PROBLEM TO SOLVE - Reproduce all the entries precisely.

SUPPLIED MATERIAL -
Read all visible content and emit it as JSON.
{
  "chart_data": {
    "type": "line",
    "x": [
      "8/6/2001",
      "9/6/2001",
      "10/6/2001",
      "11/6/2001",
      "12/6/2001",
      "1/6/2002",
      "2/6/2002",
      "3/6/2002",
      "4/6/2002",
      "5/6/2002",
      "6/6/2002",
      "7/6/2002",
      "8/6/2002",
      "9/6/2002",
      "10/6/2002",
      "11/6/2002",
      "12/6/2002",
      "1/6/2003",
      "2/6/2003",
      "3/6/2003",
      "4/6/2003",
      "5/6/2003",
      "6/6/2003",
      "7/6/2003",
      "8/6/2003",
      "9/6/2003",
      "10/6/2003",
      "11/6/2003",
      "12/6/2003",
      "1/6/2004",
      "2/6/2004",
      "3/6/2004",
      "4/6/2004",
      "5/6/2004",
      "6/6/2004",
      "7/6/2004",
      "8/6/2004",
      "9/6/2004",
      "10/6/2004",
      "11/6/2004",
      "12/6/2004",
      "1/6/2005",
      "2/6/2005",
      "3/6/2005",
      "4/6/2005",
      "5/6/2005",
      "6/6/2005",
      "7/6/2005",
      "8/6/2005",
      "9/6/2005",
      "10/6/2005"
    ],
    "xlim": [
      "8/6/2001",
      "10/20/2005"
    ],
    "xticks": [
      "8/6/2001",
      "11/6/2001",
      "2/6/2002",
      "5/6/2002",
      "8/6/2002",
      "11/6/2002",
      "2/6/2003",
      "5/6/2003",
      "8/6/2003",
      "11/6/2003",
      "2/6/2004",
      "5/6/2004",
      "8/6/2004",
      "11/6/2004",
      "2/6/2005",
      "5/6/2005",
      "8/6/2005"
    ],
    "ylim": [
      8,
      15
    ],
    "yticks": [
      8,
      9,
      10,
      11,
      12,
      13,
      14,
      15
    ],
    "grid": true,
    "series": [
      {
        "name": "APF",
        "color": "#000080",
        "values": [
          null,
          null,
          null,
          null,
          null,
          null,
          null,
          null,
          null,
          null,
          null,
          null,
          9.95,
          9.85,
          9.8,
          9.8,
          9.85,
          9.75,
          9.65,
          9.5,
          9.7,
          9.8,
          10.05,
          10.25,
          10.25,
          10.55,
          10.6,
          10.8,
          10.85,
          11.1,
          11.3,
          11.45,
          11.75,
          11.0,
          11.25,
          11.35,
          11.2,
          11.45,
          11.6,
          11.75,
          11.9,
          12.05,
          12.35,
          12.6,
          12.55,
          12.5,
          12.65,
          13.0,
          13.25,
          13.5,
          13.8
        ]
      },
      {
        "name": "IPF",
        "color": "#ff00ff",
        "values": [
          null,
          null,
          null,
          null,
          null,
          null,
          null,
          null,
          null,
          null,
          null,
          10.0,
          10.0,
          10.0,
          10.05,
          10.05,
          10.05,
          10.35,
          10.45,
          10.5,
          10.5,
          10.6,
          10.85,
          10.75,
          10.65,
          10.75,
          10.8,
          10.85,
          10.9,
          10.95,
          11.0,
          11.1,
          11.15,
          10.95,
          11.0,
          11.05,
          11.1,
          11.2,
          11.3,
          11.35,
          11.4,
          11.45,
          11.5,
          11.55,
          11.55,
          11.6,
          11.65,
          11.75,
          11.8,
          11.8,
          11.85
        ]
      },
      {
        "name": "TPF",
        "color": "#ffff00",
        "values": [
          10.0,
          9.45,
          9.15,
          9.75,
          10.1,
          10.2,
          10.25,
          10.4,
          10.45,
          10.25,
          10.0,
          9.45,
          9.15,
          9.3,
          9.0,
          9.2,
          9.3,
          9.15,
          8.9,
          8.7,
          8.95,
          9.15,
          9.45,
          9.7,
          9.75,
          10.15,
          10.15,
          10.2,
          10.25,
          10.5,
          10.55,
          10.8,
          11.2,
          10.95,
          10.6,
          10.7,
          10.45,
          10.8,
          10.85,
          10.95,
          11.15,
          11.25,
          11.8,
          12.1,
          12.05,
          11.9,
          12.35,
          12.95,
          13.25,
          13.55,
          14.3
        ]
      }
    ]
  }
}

FULL RESPONSE -
Read all visible content and emit it as JSON.
{
  "chart_data": {
    "type": "line",
    "x": [
      "8/6/2001",
      "9/6/2001",
      "10/6/2001",
      "11/6/2001",
      "12/6/2001",
      "1/6/2002",
      "2/6/2002",
      "3/6/2002",
      "4/6/2002",
      "5/6/2002",
      "6/6/2002",
      "7/6/2002",
      "8/6/2002",
      "9/6/2002",
      "10/6/2002",
      "11/6/2002",
      "12/6/2002",
      "1/6/2003",
      "2/6/2003",
      "3/6/2003",
      "4/6/2003",
      "5/6/2003",
      "6/6/2003",
      "7/6/2003",
      "8/6/2003",
      "9/6/2003",
      "10/6/2003",
      "11/6/2003",
      "12/6/2003",
      "1/6/2004",
      "2/6/2004",
      "3/6/2004",
      "4/6/2004",
      "5/6/2004",
      "6/6/2004",
      "7/6/2004",
      "8/6/2004",
      "9/6/2004",
      "10/6/2004",
      "11/6/2004",
      "12/6/2004",
      "1/6/2005",
      "2/6/2005",
      "3/6/2005",
      "4/6/2005",
      "5/6/2005",
      "6/6/2005",
      "7/6/2005",
      "8/6/2005",
      "9/6/2005",
      "10/6/2005"
    ],
    "xlim": [
      "8/6/2001",
      "10/20/2005"
    ],
    "xticks": [
      "8/6/2001",
      "11/6/2001",
      "2/6/2002",
      "5/6/2002",
      "8/6/2002",
      "11/6/2002",
      "2/6/2003",
      "5/6/2003",
      "8/6/2003",
      "11/6/2003",
      "2/6/2004",
      "5/6/2004",
      "8/6/2004",
      "11/6/2004",
      "2/6/2005",
      "5/6/2005",
      "8/6/2005"
    ],
    "ylim": [
      8,
      15
    ],
    "yticks": [
      8,
      9,
      10,
      11,
      12,
      13,
      14,
      15
    ],
    "grid": true,
    "series": [
      {
        "name": "APF",
        "color": "#000080",
        "values": [
          null,
          null,
          null,
          null,
          null,
          null,
          null,
          null,
          null,
          null,
          null,
          null,
          9.95,
          9.85,
          9.8,
          9.8,
          9.85,
          9.75,
          9.65,
          9.5,
          9.7,
          9.8,
          10.05,
          10.25,
          10.25,
          10.55,
          10.6,
          10.8,
          10.85,
          11.1,
          11.3,
          11.45,
          11.75,
          11.0,
          11.25,
          11.35,
          11.2,
          11.45,
          11.6,
          11.75,
          11.9,
          12.05,
          12.35,
          12.6,
          12.55,
          12.5,
          12.65,
          13.0,
          13.25,
          13.5,
          13.8
        ]
      },
      {
        "name": "IPF",
        "color": "#ff00ff",
        "values": [
          null,
          null,
          null,
          null,
          null,
          null,
          null,
          null,
          null,
          null,
          null,
          10.0,
          10.0,
          10.0,
          10.05,
          10.05,
          10.05,
          10.35,
          10.45,
          10.5,
          10.5,
          10.6,
          10.85,
          10.75,
          10.65,
          10.75,
          10.8,
          10.85,
          10.9,
          10.95,
          11.0,
          11.1,
          11.15,
          10.95,
          11.0,
          11.05,
          11.1,
          11.2,
          11.3,
          11.35,
          11.4,
          11.45,
          11.5,
          11.55,
          11.55,
          11.6,
          11.65,
          11.75,
          11.8,
          11.8,
          11.85
        ]
      },
      {
        "name": "TPF",
        "color": "#ffff00",
        "values": [
          10.0,
          9.45,
          9.15,
          9.75,
          10.1,
          10.2,
          10.25,
          10.4,
          10.45,
          10.25,
          10.0,
          9.45,
          9.15,
          9.3,
          9.0,
          9.2,
          9.3,
          9.15,
          8.9,
          8.7,
          8.95,
          9.15,
          9.45,
          9.7,
          9.75,
          10.15,
          10.15,
          10.2,
          10.25,
          10.5,
          10.55,
          10.8,
          11.2,
          10.95,
          10.6,
          10.7,
          10.45,
          10.8,
          10.85,
          10.95,
          11.15,
          11.25,
          11.8,
          12.1,
          12.05,
          11.9,
          12.35,
          12.95,
          13.25,
          13.55,
          14.3
        ]
      }
    ]
  }
}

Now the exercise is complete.